- [Textauszug]:
◇ ◇ ◇ ◇ ◇
Diese grundsätzlich optimistische Einstellung führt auch zur Migrationsfrage und einer ebenso optimistischen Aussage der ehemaligen deutschen Bundeskanzlerin Angela Merkel, die meinte, "Wir schaffen das", als viele andere meinten, der Zuzug von Tausenden von Flüchtlingen – vor allem aus Syrien – würde Europa überfordern. Aber viele von dem "wir", wie zum Beispiel die Vertreter der rechten Partei AfD, wollten es gar nicht schaffen. Und daran hat sich bis heute nichts geändert.

Die Aussage "Wir schaffen das" bleibt umstritten. Sie sollte jedenfalls nicht so aufgefasst werden, als ob die Aufnahme und Integration einer größeren Anzahl von Flüchtlingen ohne besondere Anstrengungen zu schaffen sei. Migration ist immer mit besonderen Herausforderungen verbunden – sowohl für die Flüchtenden als auch für die aufnehmenden Gesellschaften. Das zu leugnen macht keinen Sinn. Wer sich vor allem im ländlichen Bereich umhört, wird bemerken, dass manchmal schon der Zuzug aus benachbarten Gemeinden – zum Beispiel durch Heirat – Probleme bereitet und die Zuziehenden viele Jahre für die Integration in die neue dörfliche Struktur benötigen.

Das gilt umso mehr für die Zuwanderung aus ferneren Ländern und unterschiedlichen Kulturen und Religionen. Auch Menschen, die fliehen, die also zur Migration gezwungen werden, nehmen Teile ihrer alten Heimat mit. Man kommt nie ohne persönliche und gesellschaftliche Eigenschaften in ein neues Land. Man überschreitet die Grenzen immer mit einem Rucksack – auch wenn man nur mit seinen Kleidern fliehen kann.

Gefahr durch Rechtspopulismus

Ernstzunehmende Politiker:innen ringen in Europa – und auch in den einzelnen Ländern – um eine machbare und der Bevölkerung vermittelbare Migrationspolitik. Dabei machen ihnen die Rechtspopulist:innen durch ihre Demagogie und Angstmacherei das Leben schwer. Und einige verlassen daraufhin die Ebene der pragmatischen Suche nach Lösungen und werden selbst zu Populist:innen. Sie wollen das Problem nach "außen" abschieben und kaum mehr Asylsuchende ins Land lassen. Das ist das Rezept, das die konservative Regierung in Großbritannien verfolgt, aber auch die Lösung, die der sozialdemokratischen Regierung in Dänemark vorschwebt. In beiden Fällen sollte das afrikanische Land Ruanda das Asylverfahren durchführen und im Fall von Großbritannien dann sogar auch bei positivem Asylbescheid die Flüchtlinge dauerhaft aufnehmen.
◇ ◇ ◇ ◇ ◇
- [Arbeitsaufträge]:
[a] Fassen Sie im Textauszug den Absatz, der mit „Die Aussage“ beginnt, als kurze Stichpunktliste zusammen und behalten Sie dabei seine wesentlichen Aussagen bei.
[b] Schreiben Sie den Text über Migration und Migrationspolitik nach seinem letzten Satz weiter.

- [Quellenmaterial]:
◇ ◇ ◇ ◇ ◇
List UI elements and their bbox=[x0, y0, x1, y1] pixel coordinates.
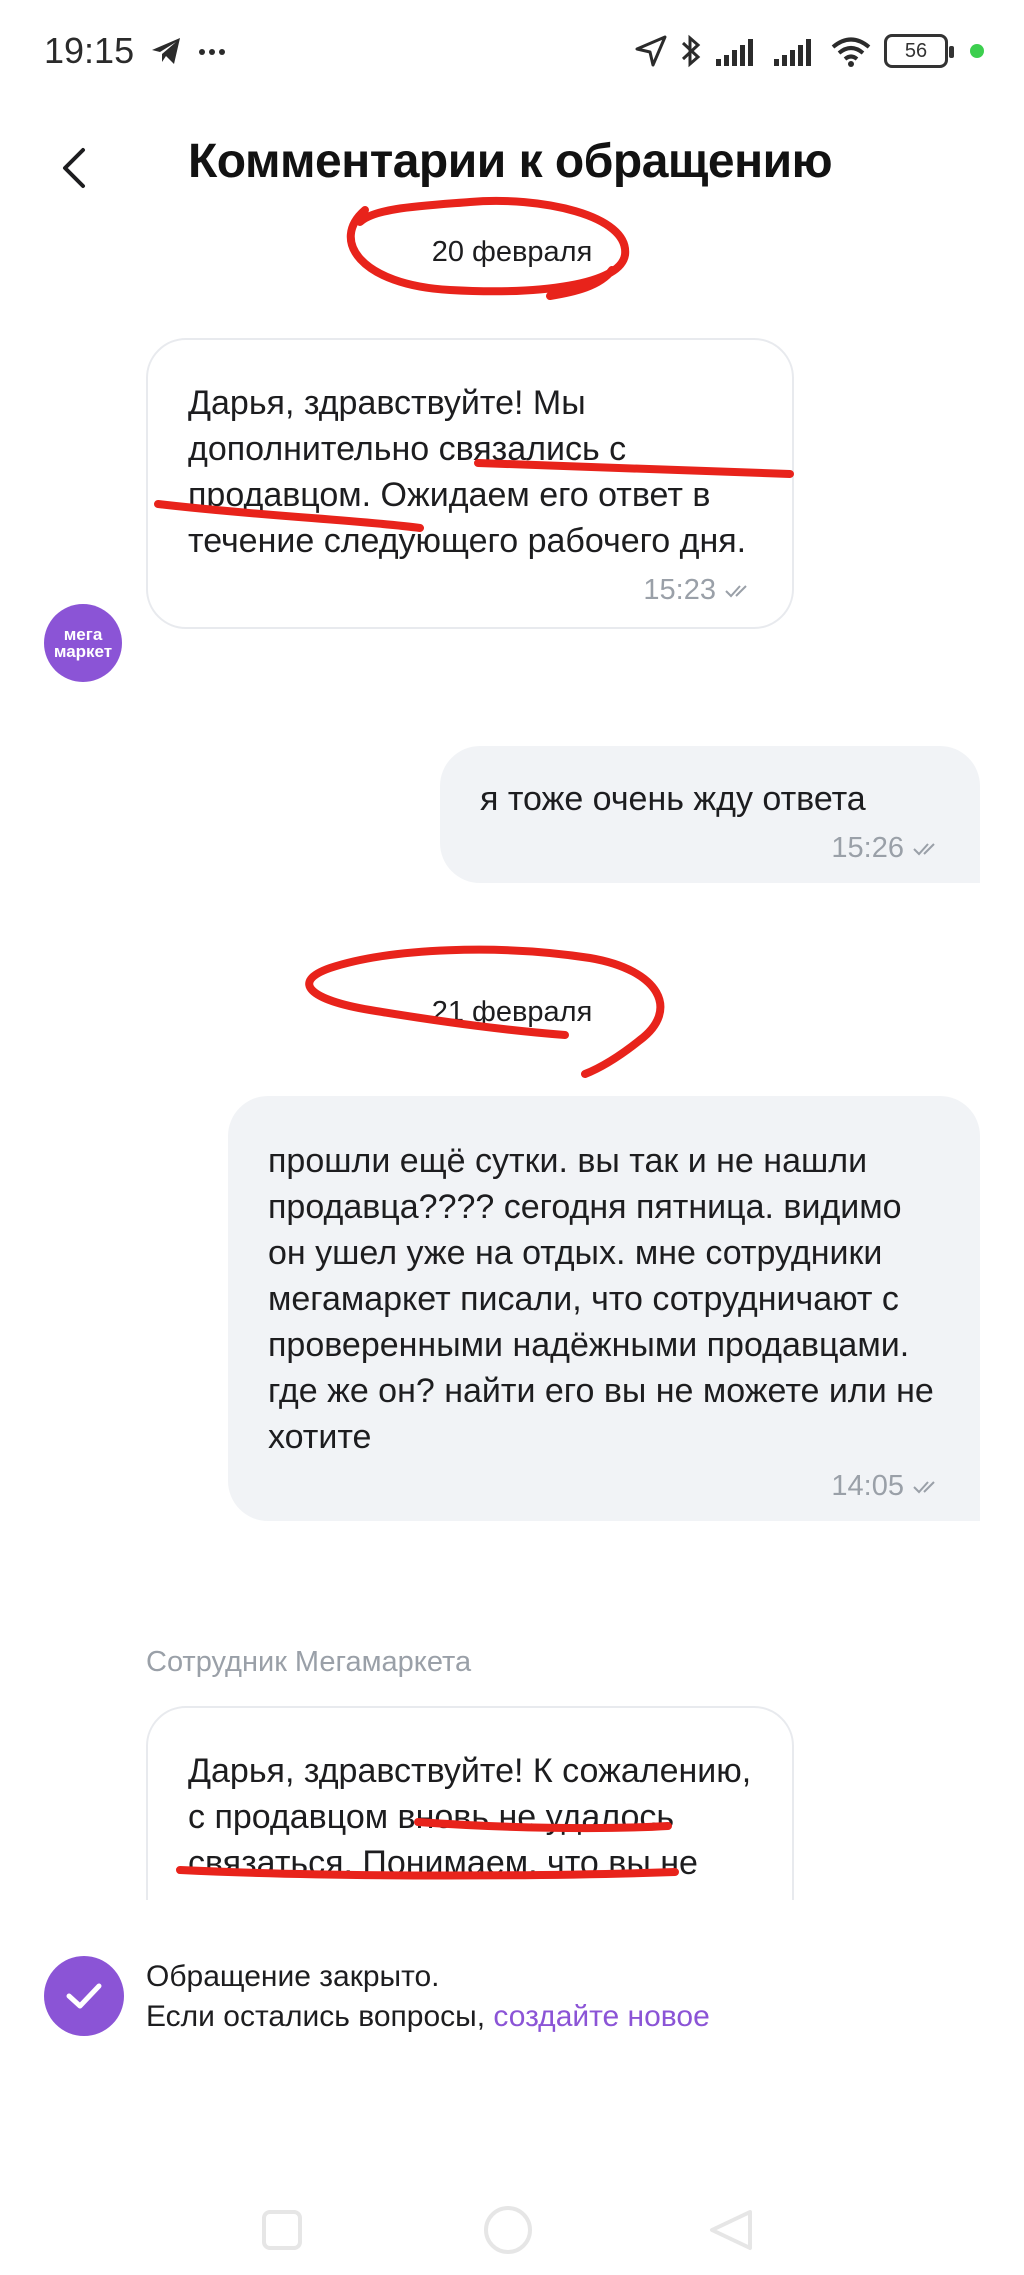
◇ ◇ ◇ ◇ ◇
- [Lösungen]:
[a]
- Die Aussage „Wir schaffen das“ ist weiterhin umstritten.
- Sie bedeutet nicht, dass sich die Aufnahme und Integration vieler Flüchtlinge ohne besondere Anstrengungen bewältigen lässt.
- Migration bringt immer besondere Herausforderungen mit sich, für die Flüchtenden wie für die aufnehmenden Gesellschaften. Das zu leugnen ist sinnlos.
- Im ländlichen Bereich bereitet manchmal schon der Zuzug aus Nachbargemeinden, etwa durch Heirat, Probleme. Die Integration in die dörfliche Struktur dauert dann oft viele Jahre.

[b]
Dabei ist eine verstärkte internationale Zusammenarbeit für eine effiziente und humane Migrationspolitik durchaus entscheidend. Ziel sollte allerdings nicht die Abwehr jeglicher Zuwanderung beziehungsweise der Gewährung von Asyl und faktischem Aufenthalt sein. Ziel einer solchen Zusammenarbeit sollte vielmehr sein, dass Menschen davon abgehalten werden, ein großes Risiko auf sich zu nehmen, wenn sie keine Chance auf ein erfolgreiches Asylverfahren haben. Eine Zusammenarbeit mit den Herkunftsländern – soweit diese nicht selbst die Menschen vertreiben – und mit den Transitländern kann hier viel dazu beitragen, Leid und Verzweiflung zu vermeiden.

Strukturelle Veränderungen sind nötig

Zu viele Menschen sterben auf dem Weg nach Europa, und zu viele erreichen zwar Europa, ohne aber hier einen vorübergehenden oder dauerhaften Aufenthaltstitel zu bekommen. Und zu viel Geld verschwindet in den Händen verbrecherischer Schlepper. Aus meiner Sicht spricht also nichts dagegen, verlässliche und rechtlich korrekte Asylverfahren außerhalb der EU durchzuführen – entweder an den EU-Außengrenzen oder auch weiter entfernt, aber immer unter Einhaltung des Völkerrechts und humaner Grundsätze.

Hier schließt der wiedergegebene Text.